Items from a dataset
┏━━

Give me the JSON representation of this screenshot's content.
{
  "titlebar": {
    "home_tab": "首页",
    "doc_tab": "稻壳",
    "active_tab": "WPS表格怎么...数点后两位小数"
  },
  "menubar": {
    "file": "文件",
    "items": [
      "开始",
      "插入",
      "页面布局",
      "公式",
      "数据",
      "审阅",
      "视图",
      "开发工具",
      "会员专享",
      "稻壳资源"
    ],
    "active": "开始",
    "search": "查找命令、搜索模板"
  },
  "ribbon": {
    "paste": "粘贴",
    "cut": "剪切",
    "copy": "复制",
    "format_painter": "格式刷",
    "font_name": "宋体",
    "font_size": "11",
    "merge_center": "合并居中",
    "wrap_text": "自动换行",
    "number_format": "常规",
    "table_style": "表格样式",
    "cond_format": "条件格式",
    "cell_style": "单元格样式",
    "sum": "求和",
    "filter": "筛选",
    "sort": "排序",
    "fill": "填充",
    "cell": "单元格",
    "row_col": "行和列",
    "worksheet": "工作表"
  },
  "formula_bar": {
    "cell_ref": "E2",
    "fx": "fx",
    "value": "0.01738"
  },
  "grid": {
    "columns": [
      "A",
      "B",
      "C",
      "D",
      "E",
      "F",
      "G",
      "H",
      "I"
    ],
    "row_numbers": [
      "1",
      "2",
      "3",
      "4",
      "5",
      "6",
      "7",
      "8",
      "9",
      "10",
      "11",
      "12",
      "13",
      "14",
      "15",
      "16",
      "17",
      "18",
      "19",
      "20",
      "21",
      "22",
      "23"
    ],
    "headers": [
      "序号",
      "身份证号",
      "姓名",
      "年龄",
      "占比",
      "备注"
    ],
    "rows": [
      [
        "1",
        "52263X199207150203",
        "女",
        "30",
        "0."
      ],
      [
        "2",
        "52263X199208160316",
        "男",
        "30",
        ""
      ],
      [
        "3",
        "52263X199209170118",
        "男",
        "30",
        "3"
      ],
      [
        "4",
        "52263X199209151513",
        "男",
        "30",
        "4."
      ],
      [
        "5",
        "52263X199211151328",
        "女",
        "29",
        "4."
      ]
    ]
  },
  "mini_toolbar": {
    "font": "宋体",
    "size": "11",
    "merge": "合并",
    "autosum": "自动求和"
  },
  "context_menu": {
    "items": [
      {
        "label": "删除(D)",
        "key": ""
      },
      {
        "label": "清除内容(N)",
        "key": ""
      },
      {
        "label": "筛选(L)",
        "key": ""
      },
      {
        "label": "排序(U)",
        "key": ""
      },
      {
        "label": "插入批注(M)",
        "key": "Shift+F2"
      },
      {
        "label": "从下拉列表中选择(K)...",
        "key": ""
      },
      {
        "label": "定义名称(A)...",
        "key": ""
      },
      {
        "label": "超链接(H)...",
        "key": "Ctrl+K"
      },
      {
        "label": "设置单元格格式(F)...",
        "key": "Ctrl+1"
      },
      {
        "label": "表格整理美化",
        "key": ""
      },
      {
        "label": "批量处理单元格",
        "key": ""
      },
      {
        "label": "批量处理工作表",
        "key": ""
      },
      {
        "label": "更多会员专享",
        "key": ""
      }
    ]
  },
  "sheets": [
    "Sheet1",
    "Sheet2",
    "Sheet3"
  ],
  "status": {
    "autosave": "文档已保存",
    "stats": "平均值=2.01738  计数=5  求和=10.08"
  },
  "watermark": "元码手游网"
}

┗━━

# STATED TASK
Every line of the material must be returned exactly as it appears.

# SOLUTION TO THE EXERCISE
Give me the JSON representation of this screenshot's content.
{
  "titlebar": {
    "home_tab": "首页",
    "doc_tab": "稻壳",
    "active_tab": "WPS表格怎么...数点后两位小数"
  },
  "menubar": {
    "file": "文件",
    "items": [
      "开始",
      "插入",
      "页面布局",
      "公式",
      "数据",
      "审阅",
      "视图",
      "开发工具",
      "会员专享",
      "稻壳资源"
    ],
    "active": "开始",
    "search": "查找命令、搜索模板"
  },
  "ribbon": {
    "paste": "粘贴",
    "cut": "剪切",
    "copy": "复制",
    "format_painter": "格式刷",
    "font_name": "宋体",
    "font_size": "11",
    "merge_center": "合并居中",
    "wrap_text": "自动换行",
    "number_format": "常规",
    "table_style": "表格样式",
    "cond_format": "条件格式",
    "cell_style": "单元格样式",
    "sum": "求和",
    "filter": "筛选",
    "sort": "排序",
    "fill": "填充",
    "cell": "单元格",
    "row_col": "行和列",
    "worksheet": "工作表"
  },
  "formula_bar": {
    "cell_ref": "E2",
    "fx": "fx",
    "value": "0.01738"
  },
  "grid": {
    "columns": [
      "A",
      "B",
      "C",
      "D",
      "E",
      "F",
      "G",
      "H",
      "I"
    ],
    "row_numbers": [
      "1",
      "2",
      "3",
      "4",
      "5",
      "6",
      "7",
      "8",
      "9",
      "10",
      "11",
      "12",
      "13",
      "14",
      "15",
      "16",
      "17",
      "18",
      "19",
      "20",
      "21",
      "22",
      "23"
    ],
    "headers": [
      "序号",
      "身份证号",
      "姓名",
      "年龄",
      "占比",
      "备注"
    ],
    "rows": [
      [
        "1",
        "52263X199207150203",
        "女",
        "30",
        "0."
      ],
      [
        "2",
        "52263X199208160316",
        "男",
        "30",
        ""
      ],
      [
        "3",
        "52263X199209170118",
        "男",
        "30",
        "3"
      ],
      [
        "4",
        "52263X199209151513",
        "男",
        "30",
        "4."
      ],
      [
        "5",
        "52263X199211151328",
        "女",
        "29",
        "4."
      ]
    ]
  },
  "mini_toolbar": {
    "font": "宋体",
    "size": "11",
    "merge": "合并",
    "autosum": "自动求和"
  },
  "context_menu": {
    "items": [
      {
        "label": "删除(D)",
        "key": ""
      },
      {
        "label": "清除内容(N)",
        "key": ""
      },
      {
        "label": "筛选(L)",
        "key": ""
      },
      {
        "label": "排序(U)",
        "key": ""
      },
      {
        "label": "插入批注(M)",
        "key": "Shift+F2"
      },
      {
        "label": "从下拉列表中选择(K)...",
        "key": ""
      },
      {
        "label": "定义名称(A)...",
        "key": ""
      },
      {
        "label": "超链接(H)...",
        "key": "Ctrl+K"
      },
      {
        "label": "设置单元格格式(F)...",
        "key": "Ctrl+1"
      },
      {
        "label": "表格整理美化",
        "key": ""
      },
      {
        "label": "批量处理单元格",
        "key": ""
      },
      {
        "label": "批量处理工作表",
        "key": ""
      },
      {
        "label": "更多会员专享",
        "key": ""
      }
    ]
  },
  "sheets": [
    "Sheet1",
    "Sheet2",
    "Sheet3"
  ],
  "status": {
    "autosave": "文档已保存",
    "stats": "平均值=2.01738  计数=5  求和=10.08"
  },
  "watermark": "元码手游网"
}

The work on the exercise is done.